■ **PROMPT**:
Output all entries verbatim. Skip pictures.

(Records excerpted from a collection)
□ □ □
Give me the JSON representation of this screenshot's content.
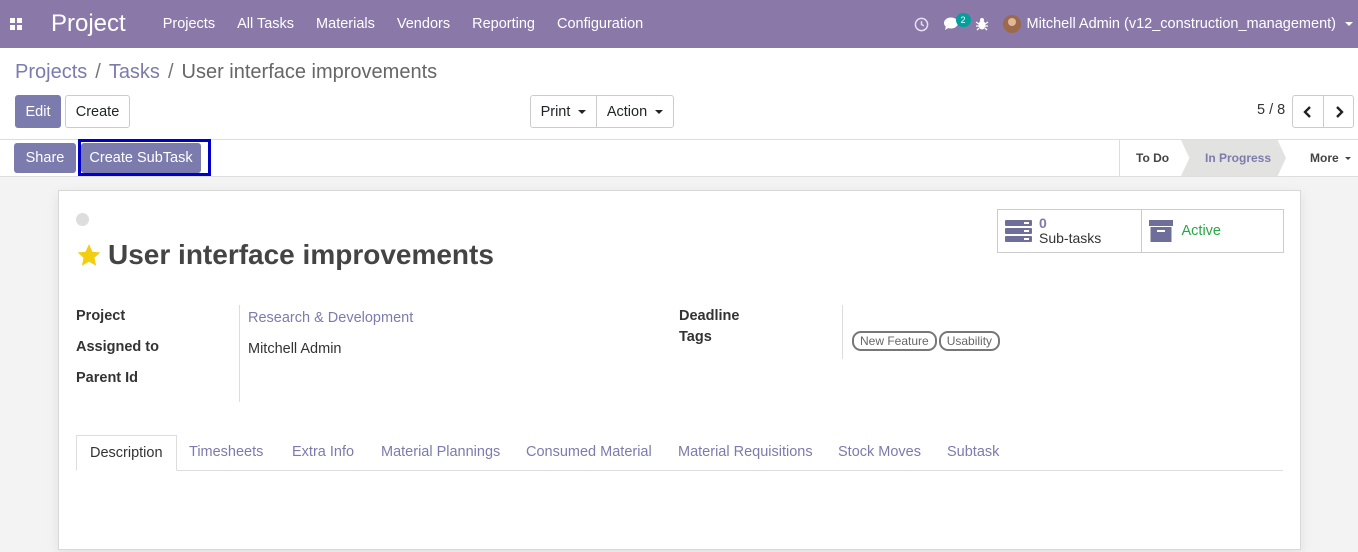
{
  "app": {
    "name": "Project"
  },
  "menu": [
    "Projects",
    "All Tasks",
    "Materials",
    "Vendors",
    "Reporting",
    "Configuration"
  ],
  "systray": {
    "messages_count": "2",
    "user": "Mitchell Admin (v12_construction_management)"
  },
  "breadcrumb": {
    "item1": "Projects",
    "sep": "/",
    "item2": "Tasks",
    "current": "User interface improvements"
  },
  "buttons": {
    "edit": "Edit",
    "create": "Create",
    "print": "Print",
    "action": "Action",
    "share": "Share",
    "create_subtask": "Create SubTask"
  },
  "pager": {
    "value": "5 / 8"
  },
  "stages": {
    "todo": "To Do",
    "in_progress": "In Progress",
    "more": "More"
  },
  "task": {
    "title": "User interface improvements",
    "starred": true
  },
  "smart_buttons": {
    "subtasks_count": "0",
    "subtasks_label": "Sub-tasks",
    "active": "Active"
  },
  "fields": {
    "project_label": "Project",
    "project_value": "Research & Development",
    "assigned_label": "Assigned to",
    "assigned_value": "Mitchell Admin",
    "parent_label": "Parent Id",
    "deadline_label": "Deadline",
    "tags_label": "Tags",
    "tags": [
      "New Feature",
      "Usability"
    ]
  },
  "tabs": [
    "Description",
    "Timesheets",
    "Extra Info",
    "Material Plannings",
    "Consumed Material",
    "Material Requisitions",
    "Stock Moves",
    "Subtask"
  ],
  "colors": {
    "navbar": "#8a79a8",
    "primary": "#7c7bad",
    "active": "#28a745",
    "focus": "#0000c8"
  }
}
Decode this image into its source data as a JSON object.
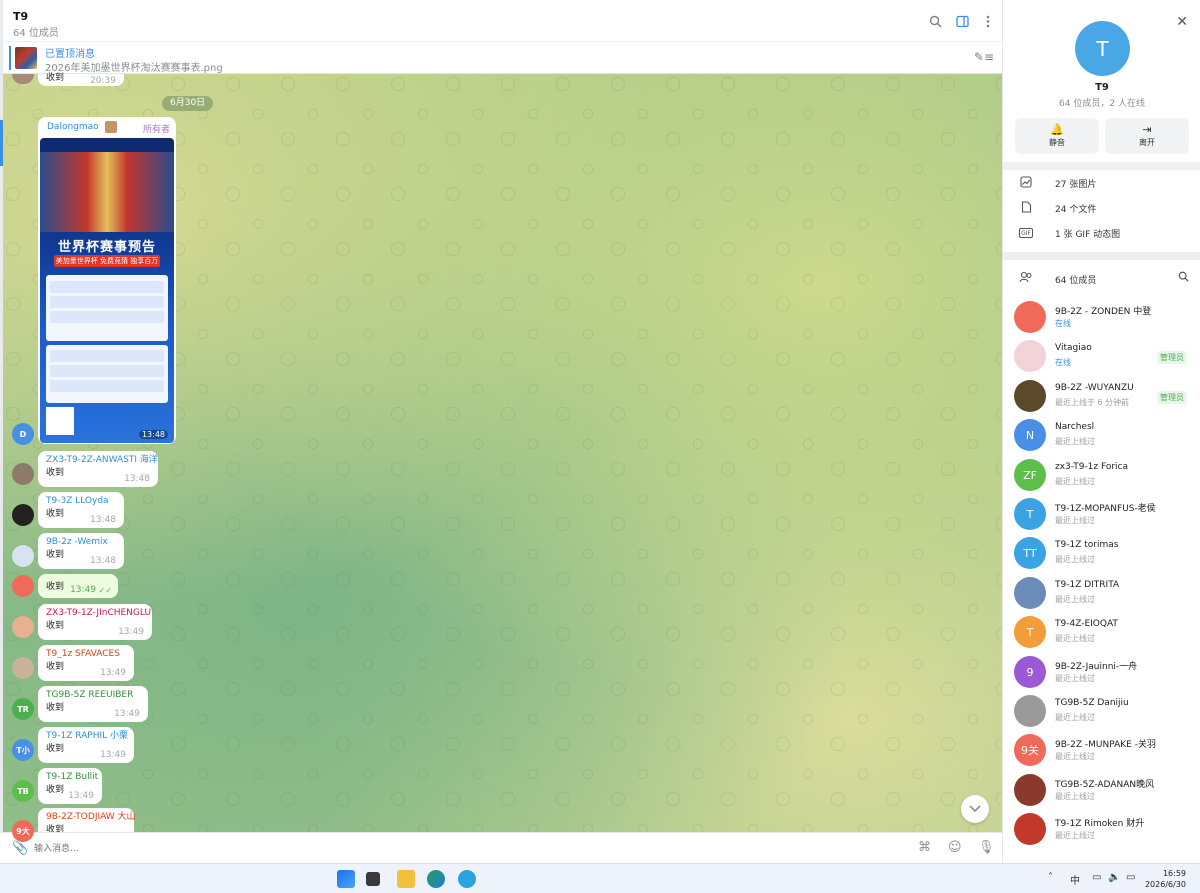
{
  "header": {
    "title": "T9",
    "subtitle": "64 位成员"
  },
  "pinned": {
    "title": "已置顶消息",
    "subtitle": "2026年美加墨世界杯淘汰赛赛事表.png"
  },
  "date_divider": "6月30日",
  "poster_msg": {
    "name": "Dalongmao",
    "role": "所有者",
    "poster_title": "世界杯赛事预告",
    "poster_sub": "美加墨世界杯 免费竞猜 独享百万",
    "time": "13:48"
  },
  "top_partial": {
    "text": "收到",
    "time": "20:39"
  },
  "messages": [
    {
      "name": "ZX3-T9-2Z-ANWASTI 海洋",
      "text": "收到",
      "time": "13:48",
      "name_color": "#2f8fd6",
      "avatar": ""
    },
    {
      "name": "T9-3Z LLOyda",
      "text": "收到",
      "time": "13:48",
      "name_color": "#2f8fd6",
      "avatar": ""
    },
    {
      "name": "9B-2z -Wemix",
      "text": "收到",
      "time": "13:48",
      "name_color": "#2f8fd6",
      "avatar": ""
    },
    {
      "name": "",
      "text": "收到",
      "time": "13:49",
      "name_color": "#2f8fd6",
      "avatar": ""
    },
    {
      "name": "ZX3-T9-1Z-JInCHENGLU",
      "text": "收到",
      "time": "13:49",
      "name_color": "#c2185b",
      "avatar": ""
    },
    {
      "name": "T9_1z SFAVACES",
      "text": "收到",
      "time": "13:49",
      "name_color": "#d84315",
      "avatar": ""
    },
    {
      "name": "TG9B-5Z REEUIBER",
      "text": "收到",
      "time": "13:49",
      "name_color": "#388e3c",
      "avatar": "TR"
    },
    {
      "name": "T9-1Z RAPHIL 小栗",
      "text": "收到",
      "time": "13:49",
      "name_color": "#2f8fd6",
      "avatar": "T小"
    },
    {
      "name": "T9-1Z Bullit",
      "text": "收到",
      "time": "13:49",
      "name_color": "#388e3c",
      "avatar": "TB"
    },
    {
      "name": "9B-2Z-TODJIAW 大山",
      "text": "收到",
      "time": "",
      "name_color": "#d84315",
      "avatar": "9大"
    }
  ],
  "side_avatar_d": "D",
  "composer": {
    "placeholder": "输入消息..."
  },
  "panel": {
    "avatar_letter": "T",
    "name": "T9",
    "subtitle": "64 位成员，2 人在线",
    "mute": "静音",
    "leave": "离开",
    "media": [
      {
        "icon": "image-icon",
        "label": "27 张图片"
      },
      {
        "icon": "file-icon",
        "label": "24 个文件"
      },
      {
        "icon": "gif-icon",
        "label": "1 张 GIF 动态图"
      }
    ],
    "gif_badge": "GIF",
    "members_header": "64 位成员",
    "members": [
      {
        "name": "9B-2Z - ZONDEN 中登",
        "status": "在线",
        "online": true,
        "role": "",
        "initials": "",
        "color": "#f06a5a"
      },
      {
        "name": "Vitagiao",
        "status": "在线",
        "online": true,
        "role": "管理员",
        "initials": "",
        "color": "#f3d2d8"
      },
      {
        "name": "9B-2Z -WUYANZU",
        "status": "最近上线于 6 分钟前",
        "online": false,
        "role": "管理员",
        "initials": "",
        "color": "#5a4a2a"
      },
      {
        "name": "Narchesl",
        "status": "最近上线过",
        "online": false,
        "role": "",
        "initials": "N",
        "color": "#4a8fe6"
      },
      {
        "name": "zx3-T9-1z Forica",
        "status": "最近上线过",
        "online": false,
        "role": "",
        "initials": "ZF",
        "color": "#5dbf4a"
      },
      {
        "name": "T9-1Z-MOPANFUS-老侯",
        "status": "最近上线过",
        "online": false,
        "role": "",
        "initials": "T",
        "color": "#3aa3e3"
      },
      {
        "name": "T9-1Z torimas",
        "status": "最近上线过",
        "online": false,
        "role": "",
        "initials": "TT",
        "color": "#3aa3e3"
      },
      {
        "name": "T9-1Z DITRITA",
        "status": "最近上线过",
        "online": false,
        "role": "",
        "initials": "",
        "color": "#6b8bb8"
      },
      {
        "name": "T9-4Z-EIOQAT",
        "status": "最近上线过",
        "online": false,
        "role": "",
        "initials": "T",
        "color": "#f39c3a"
      },
      {
        "name": "9B-2Z-Jauinni-一舟",
        "status": "最近上线过",
        "online": false,
        "role": "",
        "initials": "9",
        "color": "#9b59d6"
      },
      {
        "name": "TG9B-5Z Danijiu",
        "status": "最近上线过",
        "online": false,
        "role": "",
        "initials": "",
        "color": "#9a9a9a"
      },
      {
        "name": "9B-2Z -MUNPAKE -关羽",
        "status": "最近上线过",
        "online": false,
        "role": "",
        "initials": "9关",
        "color": "#f06a5a"
      },
      {
        "name": "TG9B-5Z-ADANAN晚风",
        "status": "最近上线过",
        "online": false,
        "role": "",
        "initials": "",
        "color": "#8a3a2a"
      },
      {
        "name": "T9-1Z Rimoken 财升",
        "status": "最近上线过",
        "online": false,
        "role": "",
        "initials": "",
        "color": "#c0392b"
      }
    ]
  },
  "taskbar": {
    "ime": "中",
    "time": "16:59",
    "date": "2026/6/30"
  },
  "colors": {
    "accent": "#3a8ee6",
    "own_bubble": "#eefcdf",
    "admin": "#4caf50"
  }
}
□ □ □
■ **SOLUTION FOR THIS PROBLEM**:
Give me the JSON representation of this screenshot's content.
{
  "app": {
    "name": "Project"
  },
  "menu": [
    "Projects",
    "All Tasks",
    "Materials",
    "Vendors",
    "Reporting",
    "Configuration"
  ],
  "systray": {
    "messages_count": "2",
    "user": "Mitchell Admin (v12_construction_management)"
  },
  "breadcrumb": {
    "item1": "Projects",
    "sep": "/",
    "item2": "Tasks",
    "current": "User interface improvements"
  },
  "buttons": {
    "edit": "Edit",
    "create": "Create",
    "print": "Print",
    "action": "Action",
    "share": "Share",
    "create_subtask": "Create SubTask"
  },
  "pager": {
    "value": "5 / 8"
  },
  "stages": {
    "todo": "To Do",
    "in_progress": "In Progress",
    "more": "More"
  },
  "task": {
    "title": "User interface improvements",
    "starred": true
  },
  "smart_buttons": {
    "subtasks_count": "0",
    "subtasks_label": "Sub-tasks",
    "active": "Active"
  },
  "fields": {
    "project_label": "Project",
    "project_value": "Research & Development",
    "assigned_label": "Assigned to",
    "assigned_value": "Mitchell Admin",
    "parent_label": "Parent Id",
    "deadline_label": "Deadline",
    "tags_label": "Tags",
    "tags": [
      "New Feature",
      "Usability"
    ]
  },
  "tabs": [
    "Description",
    "Timesheets",
    "Extra Info",
    "Material Plannings",
    "Consumed Material",
    "Material Requisitions",
    "Stock Moves",
    "Subtask"
  ],
  "colors": {
    "navbar": "#8a79a8",
    "primary": "#7c7bad",
    "active": "#28a745",
    "focus": "#0000c8"
  }
}
Decode this image into its source data as a JSON object.
{
  "header": {
    "title": "T9",
    "subtitle": "64 位成员"
  },
  "pinned": {
    "title": "已置顶消息",
    "subtitle": "2026年美加墨世界杯淘汰赛赛事表.png"
  },
  "date_divider": "6月30日",
  "poster_msg": {
    "name": "Dalongmao",
    "role": "所有者",
    "poster_title": "世界杯赛事预告",
    "poster_sub": "美加墨世界杯 免费竞猜 独享百万",
    "time": "13:48"
  },
  "top_partial": {
    "text": "收到",
    "time": "20:39"
  },
  "messages": [
    {
      "name": "ZX3-T9-2Z-ANWASTI 海洋",
      "text": "收到",
      "time": "13:48",
      "name_color": "#2f8fd6",
      "avatar": ""
    },
    {
      "name": "T9-3Z LLOyda",
      "text": "收到",
      "time": "13:48",
      "name_color": "#2f8fd6",
      "avatar": ""
    },
    {
      "name": "9B-2z -Wemix",
      "text": "收到",
      "time": "13:48",
      "name_color": "#2f8fd6",
      "avatar": ""
    },
    {
      "name": "",
      "text": "收到",
      "time": "13:49",
      "name_color": "#2f8fd6",
      "avatar": ""
    },
    {
      "name": "ZX3-T9-1Z-JInCHENGLU",
      "text": "收到",
      "time": "13:49",
      "name_color": "#c2185b",
      "avatar": ""
    },
    {
      "name": "T9_1z SFAVACES",
      "text": "收到",
      "time": "13:49",
      "name_color": "#d84315",
      "avatar": ""
    },
    {
      "name": "TG9B-5Z REEUIBER",
      "text": "收到",
      "time": "13:49",
      "name_color": "#388e3c",
      "avatar": "TR"
    },
    {
      "name": "T9-1Z RAPHIL 小栗",
      "text": "收到",
      "time": "13:49",
      "name_color": "#2f8fd6",
      "avatar": "T小"
    },
    {
      "name": "T9-1Z Bullit",
      "text": "收到",
      "time": "13:49",
      "name_color": "#388e3c",
      "avatar": "TB"
    },
    {
      "name": "9B-2Z-TODJIAW 大山",
      "text": "收到",
      "time": "",
      "name_color": "#d84315",
      "avatar": "9大"
    }
  ],
  "side_avatar_d": "D",
  "composer": {
    "placeholder": "输入消息..."
  },
  "panel": {
    "avatar_letter": "T",
    "name": "T9",
    "subtitle": "64 位成员，2 人在线",
    "mute": "静音",
    "leave": "离开",
    "media": [
      {
        "icon": "image-icon",
        "label": "27 张图片"
      },
      {
        "icon": "file-icon",
        "label": "24 个文件"
      },
      {
        "icon": "gif-icon",
        "label": "1 张 GIF 动态图"
      }
    ],
    "gif_badge": "GIF",
    "members_header": "64 位成员",
    "members": [
      {
        "name": "9B-2Z - ZONDEN 中登",
        "status": "在线",
        "online": true,
        "role": "",
        "initials": "",
        "color": "#f06a5a"
      },
      {
        "name": "Vitagiao",
        "status": "在线",
        "online": true,
        "role": "管理员",
        "initials": "",
        "color": "#f3d2d8"
      },
      {
        "name": "9B-2Z -WUYANZU",
        "status": "最近上线于 6 分钟前",
        "online": false,
        "role": "管理员",
        "initials": "",
        "color": "#5a4a2a"
      },
      {
        "name": "Narchesl",
        "status": "最近上线过",
        "online": false,
        "role": "",
        "initials": "N",
        "color": "#4a8fe6"
      },
      {
        "name": "zx3-T9-1z Forica",
        "status": "最近上线过",
        "online": false,
        "role": "",
        "initials": "ZF",
        "color": "#5dbf4a"
      },
      {
        "name": "T9-1Z-MOPANFUS-老侯",
        "status": "最近上线过",
        "online": false,
        "role": "",
        "initials": "T",
        "color": "#3aa3e3"
      },
      {
        "name": "T9-1Z torimas",
        "status": "最近上线过",
        "online": false,
        "role": "",
        "initials": "TT",
        "color": "#3aa3e3"
      },
      {
        "name": "T9-1Z DITRITA",
        "status": "最近上线过",
        "online": false,
        "role": "",
        "initials": "",
        "color": "#6b8bb8"
      },
      {
        "name": "T9-4Z-EIOQAT",
        "status": "最近上线过",
        "online": false,
        "role": "",
        "initials": "T",
        "color": "#f39c3a"
      },
      {
        "name": "9B-2Z-Jauinni-一舟",
        "status": "最近上线过",
        "online": false,
        "role": "",
        "initials": "9",
        "color": "#9b59d6"
      },
      {
        "name": "TG9B-5Z Danijiu",
        "status": "最近上线过",
        "online": false,
        "role": "",
        "initials": "",
        "color": "#9a9a9a"
      },
      {
        "name": "9B-2Z -MUNPAKE -关羽",
        "status": "最近上线过",
        "online": false,
        "role": "",
        "initials": "9关",
        "color": "#f06a5a"
      },
      {
        "name": "TG9B-5Z-ADANAN晚风",
        "status": "最近上线过",
        "online": false,
        "role": "",
        "initials": "",
        "color": "#8a3a2a"
      },
      {
        "name": "T9-1Z Rimoken 财升",
        "status": "最近上线过",
        "online": false,
        "role": "",
        "initials": "",
        "color": "#c0392b"
      }
    ]
  },
  "taskbar": {
    "ime": "中",
    "time": "16:59",
    "date": "2026/6/30"
  },
  "colors": {
    "accent": "#3a8ee6",
    "own_bubble": "#eefcdf",
    "admin": "#4caf50"
  }
}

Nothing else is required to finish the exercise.